• What the exercise asks
Extract each line from the entries below that has the string "ylabel" in it.

=-=-=

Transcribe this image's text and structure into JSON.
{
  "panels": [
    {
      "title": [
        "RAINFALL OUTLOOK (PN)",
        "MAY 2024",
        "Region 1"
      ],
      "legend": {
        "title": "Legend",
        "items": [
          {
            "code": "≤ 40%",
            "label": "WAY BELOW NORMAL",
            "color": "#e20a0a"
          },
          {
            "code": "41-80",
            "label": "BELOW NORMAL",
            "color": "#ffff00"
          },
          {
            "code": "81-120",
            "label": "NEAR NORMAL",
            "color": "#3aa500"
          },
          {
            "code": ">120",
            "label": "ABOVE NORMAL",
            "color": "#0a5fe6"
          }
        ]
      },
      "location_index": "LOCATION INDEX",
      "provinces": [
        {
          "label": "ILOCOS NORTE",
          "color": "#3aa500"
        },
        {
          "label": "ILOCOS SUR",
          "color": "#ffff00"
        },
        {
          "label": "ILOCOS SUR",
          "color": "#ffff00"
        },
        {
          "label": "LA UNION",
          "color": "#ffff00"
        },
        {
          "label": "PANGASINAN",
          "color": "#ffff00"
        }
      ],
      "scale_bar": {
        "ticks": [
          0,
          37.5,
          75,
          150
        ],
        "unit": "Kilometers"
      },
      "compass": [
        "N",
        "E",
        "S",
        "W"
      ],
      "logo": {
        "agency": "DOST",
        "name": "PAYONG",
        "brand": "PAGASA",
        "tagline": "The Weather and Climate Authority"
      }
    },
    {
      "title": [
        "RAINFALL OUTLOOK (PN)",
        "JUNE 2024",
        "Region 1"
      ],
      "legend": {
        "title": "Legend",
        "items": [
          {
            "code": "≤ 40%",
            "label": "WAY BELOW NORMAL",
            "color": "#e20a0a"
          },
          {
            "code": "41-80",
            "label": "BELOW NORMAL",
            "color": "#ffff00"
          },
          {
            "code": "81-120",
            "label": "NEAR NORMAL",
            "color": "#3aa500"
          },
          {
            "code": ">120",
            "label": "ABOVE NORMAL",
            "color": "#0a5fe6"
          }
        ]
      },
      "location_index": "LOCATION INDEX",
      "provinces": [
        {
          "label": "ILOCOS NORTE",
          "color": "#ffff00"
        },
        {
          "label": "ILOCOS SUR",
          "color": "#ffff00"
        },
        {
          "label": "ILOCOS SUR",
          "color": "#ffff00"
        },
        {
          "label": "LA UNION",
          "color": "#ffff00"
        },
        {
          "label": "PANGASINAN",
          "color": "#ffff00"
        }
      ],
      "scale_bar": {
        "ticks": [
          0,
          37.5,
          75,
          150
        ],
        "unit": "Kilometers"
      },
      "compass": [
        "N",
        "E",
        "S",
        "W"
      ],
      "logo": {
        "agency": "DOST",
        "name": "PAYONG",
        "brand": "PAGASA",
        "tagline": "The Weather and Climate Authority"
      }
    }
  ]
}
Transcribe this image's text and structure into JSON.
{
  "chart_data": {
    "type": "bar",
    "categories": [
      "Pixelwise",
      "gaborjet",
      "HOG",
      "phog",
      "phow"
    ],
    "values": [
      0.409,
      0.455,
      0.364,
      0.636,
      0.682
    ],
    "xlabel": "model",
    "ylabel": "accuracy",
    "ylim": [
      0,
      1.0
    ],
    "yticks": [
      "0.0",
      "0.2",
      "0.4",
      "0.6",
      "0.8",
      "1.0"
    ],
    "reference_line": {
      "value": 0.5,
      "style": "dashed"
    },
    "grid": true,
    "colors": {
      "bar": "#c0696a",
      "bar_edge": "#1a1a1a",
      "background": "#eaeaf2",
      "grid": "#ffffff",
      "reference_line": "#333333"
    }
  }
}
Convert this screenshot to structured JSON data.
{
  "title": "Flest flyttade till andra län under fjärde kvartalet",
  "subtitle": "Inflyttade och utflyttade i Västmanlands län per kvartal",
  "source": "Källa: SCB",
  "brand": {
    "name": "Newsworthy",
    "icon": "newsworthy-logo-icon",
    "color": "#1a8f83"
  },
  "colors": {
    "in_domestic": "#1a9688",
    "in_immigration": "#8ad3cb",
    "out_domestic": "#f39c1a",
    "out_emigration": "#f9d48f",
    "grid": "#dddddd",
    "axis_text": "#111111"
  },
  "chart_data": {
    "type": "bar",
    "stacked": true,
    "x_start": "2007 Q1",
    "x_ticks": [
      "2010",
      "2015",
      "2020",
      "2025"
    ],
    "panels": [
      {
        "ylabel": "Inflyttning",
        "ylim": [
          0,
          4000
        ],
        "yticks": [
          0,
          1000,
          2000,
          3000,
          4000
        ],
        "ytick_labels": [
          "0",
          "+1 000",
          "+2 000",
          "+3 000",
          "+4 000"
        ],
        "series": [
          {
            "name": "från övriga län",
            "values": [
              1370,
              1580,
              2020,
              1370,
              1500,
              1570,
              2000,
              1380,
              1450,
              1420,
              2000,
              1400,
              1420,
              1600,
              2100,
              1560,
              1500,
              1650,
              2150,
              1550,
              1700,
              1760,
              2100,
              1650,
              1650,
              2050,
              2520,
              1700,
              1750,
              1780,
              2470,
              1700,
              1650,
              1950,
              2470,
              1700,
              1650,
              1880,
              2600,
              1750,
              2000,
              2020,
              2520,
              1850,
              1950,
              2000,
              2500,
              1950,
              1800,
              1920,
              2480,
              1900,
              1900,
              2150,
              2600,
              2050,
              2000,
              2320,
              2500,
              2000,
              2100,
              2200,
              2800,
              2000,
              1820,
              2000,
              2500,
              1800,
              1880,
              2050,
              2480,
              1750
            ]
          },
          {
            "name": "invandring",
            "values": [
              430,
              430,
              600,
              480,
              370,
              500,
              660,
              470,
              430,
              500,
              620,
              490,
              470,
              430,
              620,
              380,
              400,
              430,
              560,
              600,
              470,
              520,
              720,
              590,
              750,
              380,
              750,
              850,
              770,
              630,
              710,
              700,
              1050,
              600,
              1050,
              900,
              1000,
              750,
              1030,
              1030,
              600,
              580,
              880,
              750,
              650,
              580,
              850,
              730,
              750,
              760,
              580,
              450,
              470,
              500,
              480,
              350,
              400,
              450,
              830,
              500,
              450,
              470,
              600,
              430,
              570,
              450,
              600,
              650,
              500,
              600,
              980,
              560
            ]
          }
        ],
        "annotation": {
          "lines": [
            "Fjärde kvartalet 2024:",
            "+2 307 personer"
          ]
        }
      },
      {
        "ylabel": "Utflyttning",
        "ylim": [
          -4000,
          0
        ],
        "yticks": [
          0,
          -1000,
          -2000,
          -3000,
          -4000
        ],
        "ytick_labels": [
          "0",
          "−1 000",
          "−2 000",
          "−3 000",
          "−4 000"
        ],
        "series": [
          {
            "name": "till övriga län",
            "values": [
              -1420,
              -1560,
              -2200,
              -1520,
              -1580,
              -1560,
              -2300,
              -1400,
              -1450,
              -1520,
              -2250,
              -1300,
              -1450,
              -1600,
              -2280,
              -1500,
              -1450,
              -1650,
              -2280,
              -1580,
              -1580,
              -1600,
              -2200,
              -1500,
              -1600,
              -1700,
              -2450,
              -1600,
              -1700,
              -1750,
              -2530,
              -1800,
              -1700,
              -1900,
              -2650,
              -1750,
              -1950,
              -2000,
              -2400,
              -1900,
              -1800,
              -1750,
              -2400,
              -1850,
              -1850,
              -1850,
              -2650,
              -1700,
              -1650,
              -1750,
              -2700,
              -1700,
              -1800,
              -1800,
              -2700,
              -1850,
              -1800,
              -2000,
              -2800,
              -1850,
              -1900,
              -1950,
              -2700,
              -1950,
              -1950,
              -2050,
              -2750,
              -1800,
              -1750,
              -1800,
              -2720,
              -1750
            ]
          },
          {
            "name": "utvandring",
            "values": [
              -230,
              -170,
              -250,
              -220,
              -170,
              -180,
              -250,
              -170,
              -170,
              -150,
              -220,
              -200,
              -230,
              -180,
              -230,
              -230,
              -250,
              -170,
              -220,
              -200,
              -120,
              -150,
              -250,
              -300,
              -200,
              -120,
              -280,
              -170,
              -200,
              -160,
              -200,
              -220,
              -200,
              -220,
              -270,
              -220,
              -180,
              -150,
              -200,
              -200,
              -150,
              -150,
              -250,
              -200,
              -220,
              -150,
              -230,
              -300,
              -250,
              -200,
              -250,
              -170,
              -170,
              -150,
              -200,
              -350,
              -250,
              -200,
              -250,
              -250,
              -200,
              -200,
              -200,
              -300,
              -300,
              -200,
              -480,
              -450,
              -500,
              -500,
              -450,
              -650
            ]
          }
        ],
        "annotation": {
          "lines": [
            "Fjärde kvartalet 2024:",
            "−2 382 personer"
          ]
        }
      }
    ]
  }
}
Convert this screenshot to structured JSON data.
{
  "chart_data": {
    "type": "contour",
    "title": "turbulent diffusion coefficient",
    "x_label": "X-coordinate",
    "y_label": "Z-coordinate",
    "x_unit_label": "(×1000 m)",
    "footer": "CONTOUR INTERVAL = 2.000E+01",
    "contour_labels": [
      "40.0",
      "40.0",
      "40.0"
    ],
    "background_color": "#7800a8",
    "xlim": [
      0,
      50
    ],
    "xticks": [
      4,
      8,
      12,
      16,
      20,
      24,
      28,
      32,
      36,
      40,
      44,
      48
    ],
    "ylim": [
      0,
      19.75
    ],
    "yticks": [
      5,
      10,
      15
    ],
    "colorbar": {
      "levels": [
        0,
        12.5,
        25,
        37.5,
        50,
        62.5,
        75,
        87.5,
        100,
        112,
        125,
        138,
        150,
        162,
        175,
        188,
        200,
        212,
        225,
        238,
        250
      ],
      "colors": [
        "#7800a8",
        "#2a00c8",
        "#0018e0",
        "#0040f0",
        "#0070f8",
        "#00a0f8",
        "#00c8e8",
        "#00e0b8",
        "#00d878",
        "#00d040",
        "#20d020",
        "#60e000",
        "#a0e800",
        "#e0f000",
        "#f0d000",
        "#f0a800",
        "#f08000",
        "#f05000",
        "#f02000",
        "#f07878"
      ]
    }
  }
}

=-=-=

• Exercise result
    "ylabel": "accuracy",
        "ylabel": "Inflyttning",
        "ylabel": "Utflyttning",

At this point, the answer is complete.